| WHAT IS REQUIRED |
Please find all lines in the data that hold the string "filtrante" and copy them.

start

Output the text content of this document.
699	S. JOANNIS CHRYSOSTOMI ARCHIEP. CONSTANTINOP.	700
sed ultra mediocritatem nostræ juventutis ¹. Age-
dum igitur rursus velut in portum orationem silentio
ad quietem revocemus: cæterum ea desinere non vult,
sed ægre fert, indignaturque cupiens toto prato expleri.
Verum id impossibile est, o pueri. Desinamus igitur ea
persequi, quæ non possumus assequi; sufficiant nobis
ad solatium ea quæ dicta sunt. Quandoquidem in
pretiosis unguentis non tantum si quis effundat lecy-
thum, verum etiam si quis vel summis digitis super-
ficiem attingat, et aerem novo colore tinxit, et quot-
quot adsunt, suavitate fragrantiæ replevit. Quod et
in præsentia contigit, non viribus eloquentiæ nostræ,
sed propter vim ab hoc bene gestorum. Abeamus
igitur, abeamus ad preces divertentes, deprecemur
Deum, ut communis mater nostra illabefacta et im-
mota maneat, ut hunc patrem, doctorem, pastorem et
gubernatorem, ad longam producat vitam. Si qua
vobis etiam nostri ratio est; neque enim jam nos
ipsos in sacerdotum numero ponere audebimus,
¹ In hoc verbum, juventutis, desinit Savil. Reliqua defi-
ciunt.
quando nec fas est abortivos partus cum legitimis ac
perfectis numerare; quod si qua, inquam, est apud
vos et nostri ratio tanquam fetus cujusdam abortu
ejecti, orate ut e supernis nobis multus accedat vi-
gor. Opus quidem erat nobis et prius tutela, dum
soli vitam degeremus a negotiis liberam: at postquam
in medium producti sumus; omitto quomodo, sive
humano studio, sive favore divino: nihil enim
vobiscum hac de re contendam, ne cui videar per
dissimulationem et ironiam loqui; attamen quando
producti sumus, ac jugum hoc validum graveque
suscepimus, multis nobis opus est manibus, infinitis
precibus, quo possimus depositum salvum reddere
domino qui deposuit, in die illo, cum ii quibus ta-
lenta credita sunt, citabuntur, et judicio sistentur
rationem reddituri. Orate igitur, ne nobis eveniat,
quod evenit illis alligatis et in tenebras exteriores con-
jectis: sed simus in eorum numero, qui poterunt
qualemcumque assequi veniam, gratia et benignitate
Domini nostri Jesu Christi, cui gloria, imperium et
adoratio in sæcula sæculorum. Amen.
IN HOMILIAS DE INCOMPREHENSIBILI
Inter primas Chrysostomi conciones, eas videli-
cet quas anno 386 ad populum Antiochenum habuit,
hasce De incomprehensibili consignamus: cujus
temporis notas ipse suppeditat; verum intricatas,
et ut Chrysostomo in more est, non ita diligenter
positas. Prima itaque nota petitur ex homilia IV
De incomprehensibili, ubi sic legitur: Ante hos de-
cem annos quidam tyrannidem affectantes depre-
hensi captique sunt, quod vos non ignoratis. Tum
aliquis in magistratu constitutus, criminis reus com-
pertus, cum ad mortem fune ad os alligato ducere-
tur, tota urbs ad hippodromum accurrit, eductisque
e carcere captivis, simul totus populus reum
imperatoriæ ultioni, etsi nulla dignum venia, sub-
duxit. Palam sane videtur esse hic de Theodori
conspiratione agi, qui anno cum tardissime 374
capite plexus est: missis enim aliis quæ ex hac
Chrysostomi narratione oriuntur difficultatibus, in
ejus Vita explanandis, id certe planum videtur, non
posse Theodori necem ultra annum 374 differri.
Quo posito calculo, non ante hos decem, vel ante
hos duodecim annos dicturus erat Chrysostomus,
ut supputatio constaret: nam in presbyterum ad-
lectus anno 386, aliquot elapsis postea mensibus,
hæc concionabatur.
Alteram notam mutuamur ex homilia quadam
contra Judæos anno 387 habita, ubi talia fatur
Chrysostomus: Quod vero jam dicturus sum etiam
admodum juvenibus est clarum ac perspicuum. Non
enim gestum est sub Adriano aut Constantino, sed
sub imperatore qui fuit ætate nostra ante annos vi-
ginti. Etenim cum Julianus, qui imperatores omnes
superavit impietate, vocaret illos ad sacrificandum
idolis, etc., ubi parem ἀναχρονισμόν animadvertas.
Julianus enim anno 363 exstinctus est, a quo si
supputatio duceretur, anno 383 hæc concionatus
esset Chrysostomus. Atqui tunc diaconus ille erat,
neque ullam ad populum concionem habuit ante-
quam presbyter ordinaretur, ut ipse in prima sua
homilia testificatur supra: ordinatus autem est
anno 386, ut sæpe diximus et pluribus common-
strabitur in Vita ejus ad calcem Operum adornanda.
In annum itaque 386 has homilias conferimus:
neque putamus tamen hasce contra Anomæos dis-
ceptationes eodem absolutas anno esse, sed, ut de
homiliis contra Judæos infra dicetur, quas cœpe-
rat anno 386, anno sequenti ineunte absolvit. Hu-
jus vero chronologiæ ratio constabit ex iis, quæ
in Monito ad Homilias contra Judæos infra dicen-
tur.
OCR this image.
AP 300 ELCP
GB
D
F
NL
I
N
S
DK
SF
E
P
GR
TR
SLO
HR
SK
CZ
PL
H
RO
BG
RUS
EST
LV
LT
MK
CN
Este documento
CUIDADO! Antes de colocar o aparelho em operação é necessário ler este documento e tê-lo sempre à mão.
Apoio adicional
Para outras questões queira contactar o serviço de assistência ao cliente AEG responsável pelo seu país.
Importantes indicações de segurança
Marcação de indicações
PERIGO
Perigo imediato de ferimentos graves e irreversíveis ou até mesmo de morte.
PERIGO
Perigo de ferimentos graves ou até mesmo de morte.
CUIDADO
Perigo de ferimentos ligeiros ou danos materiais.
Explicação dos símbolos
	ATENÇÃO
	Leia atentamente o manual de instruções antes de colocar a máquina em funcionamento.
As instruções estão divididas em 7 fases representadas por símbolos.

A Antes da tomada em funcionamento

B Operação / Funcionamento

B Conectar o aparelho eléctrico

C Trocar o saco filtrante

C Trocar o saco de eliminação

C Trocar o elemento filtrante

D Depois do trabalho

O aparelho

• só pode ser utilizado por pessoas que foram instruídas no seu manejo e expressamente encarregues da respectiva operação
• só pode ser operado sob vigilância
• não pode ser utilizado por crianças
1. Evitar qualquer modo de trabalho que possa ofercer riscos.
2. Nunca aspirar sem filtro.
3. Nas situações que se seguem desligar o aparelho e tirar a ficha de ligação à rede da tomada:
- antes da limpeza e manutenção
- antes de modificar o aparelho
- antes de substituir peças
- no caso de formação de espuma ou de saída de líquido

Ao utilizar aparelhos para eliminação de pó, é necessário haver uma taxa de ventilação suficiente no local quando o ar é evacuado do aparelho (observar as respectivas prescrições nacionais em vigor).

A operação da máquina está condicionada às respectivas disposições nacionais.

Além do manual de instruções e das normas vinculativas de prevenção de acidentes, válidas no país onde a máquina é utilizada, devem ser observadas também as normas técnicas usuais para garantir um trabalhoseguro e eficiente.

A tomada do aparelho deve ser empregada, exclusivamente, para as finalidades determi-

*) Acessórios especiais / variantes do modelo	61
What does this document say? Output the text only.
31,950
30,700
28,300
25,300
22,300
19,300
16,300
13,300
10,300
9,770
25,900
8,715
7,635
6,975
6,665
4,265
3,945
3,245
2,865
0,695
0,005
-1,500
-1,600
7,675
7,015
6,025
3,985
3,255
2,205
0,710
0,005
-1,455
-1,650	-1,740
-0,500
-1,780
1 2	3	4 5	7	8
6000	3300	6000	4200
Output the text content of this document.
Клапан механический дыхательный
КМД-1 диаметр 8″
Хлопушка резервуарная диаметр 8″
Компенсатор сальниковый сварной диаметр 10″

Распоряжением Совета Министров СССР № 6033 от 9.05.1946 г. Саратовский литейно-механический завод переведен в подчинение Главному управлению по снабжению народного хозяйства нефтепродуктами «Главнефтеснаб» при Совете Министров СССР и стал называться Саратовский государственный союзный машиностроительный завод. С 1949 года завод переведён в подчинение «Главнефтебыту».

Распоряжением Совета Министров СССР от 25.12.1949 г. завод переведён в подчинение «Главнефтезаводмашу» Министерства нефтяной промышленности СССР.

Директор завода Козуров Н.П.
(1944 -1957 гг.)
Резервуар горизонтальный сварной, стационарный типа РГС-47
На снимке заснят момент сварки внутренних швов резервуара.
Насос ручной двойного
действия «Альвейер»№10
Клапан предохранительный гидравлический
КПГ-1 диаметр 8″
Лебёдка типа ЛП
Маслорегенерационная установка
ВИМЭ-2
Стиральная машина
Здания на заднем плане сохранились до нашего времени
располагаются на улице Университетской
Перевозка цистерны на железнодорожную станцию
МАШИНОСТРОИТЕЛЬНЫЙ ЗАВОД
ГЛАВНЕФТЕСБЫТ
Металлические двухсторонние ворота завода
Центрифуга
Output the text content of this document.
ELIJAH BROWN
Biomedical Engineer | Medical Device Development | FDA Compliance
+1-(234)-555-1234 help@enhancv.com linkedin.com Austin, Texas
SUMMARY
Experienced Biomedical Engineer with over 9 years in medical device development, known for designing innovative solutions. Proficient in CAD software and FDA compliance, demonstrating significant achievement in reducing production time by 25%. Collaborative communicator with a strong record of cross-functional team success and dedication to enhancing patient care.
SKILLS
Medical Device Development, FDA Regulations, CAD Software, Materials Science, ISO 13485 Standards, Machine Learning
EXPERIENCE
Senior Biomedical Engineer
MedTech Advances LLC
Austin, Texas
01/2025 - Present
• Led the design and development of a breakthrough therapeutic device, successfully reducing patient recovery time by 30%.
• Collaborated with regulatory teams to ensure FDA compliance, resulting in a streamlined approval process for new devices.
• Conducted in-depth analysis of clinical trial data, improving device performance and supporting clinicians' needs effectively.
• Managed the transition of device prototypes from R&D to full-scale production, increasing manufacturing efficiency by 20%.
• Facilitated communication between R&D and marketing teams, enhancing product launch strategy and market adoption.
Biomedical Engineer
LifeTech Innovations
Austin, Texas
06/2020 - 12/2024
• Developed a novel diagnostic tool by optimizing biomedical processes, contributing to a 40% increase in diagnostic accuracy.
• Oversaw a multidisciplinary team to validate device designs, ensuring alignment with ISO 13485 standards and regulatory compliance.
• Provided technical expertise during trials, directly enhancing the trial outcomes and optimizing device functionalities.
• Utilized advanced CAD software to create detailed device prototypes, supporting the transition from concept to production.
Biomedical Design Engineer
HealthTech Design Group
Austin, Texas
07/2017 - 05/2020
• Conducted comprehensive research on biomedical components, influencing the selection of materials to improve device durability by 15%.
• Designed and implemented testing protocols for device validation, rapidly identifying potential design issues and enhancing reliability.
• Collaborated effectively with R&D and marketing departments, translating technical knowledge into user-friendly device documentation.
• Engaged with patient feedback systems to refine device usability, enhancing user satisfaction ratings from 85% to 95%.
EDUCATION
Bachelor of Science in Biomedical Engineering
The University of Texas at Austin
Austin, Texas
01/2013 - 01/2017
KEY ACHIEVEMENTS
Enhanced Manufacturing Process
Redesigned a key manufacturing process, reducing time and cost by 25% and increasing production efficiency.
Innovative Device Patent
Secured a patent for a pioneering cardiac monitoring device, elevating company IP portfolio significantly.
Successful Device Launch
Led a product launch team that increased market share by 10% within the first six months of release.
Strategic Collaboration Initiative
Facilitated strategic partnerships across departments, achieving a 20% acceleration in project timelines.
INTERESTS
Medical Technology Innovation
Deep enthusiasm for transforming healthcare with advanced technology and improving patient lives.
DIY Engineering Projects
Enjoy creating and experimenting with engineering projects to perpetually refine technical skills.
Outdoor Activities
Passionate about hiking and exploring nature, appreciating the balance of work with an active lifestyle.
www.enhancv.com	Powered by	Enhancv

end

| EXPECTED ANSWER |
C Trocar o saco filtrante
C Trocar o elemento filtrante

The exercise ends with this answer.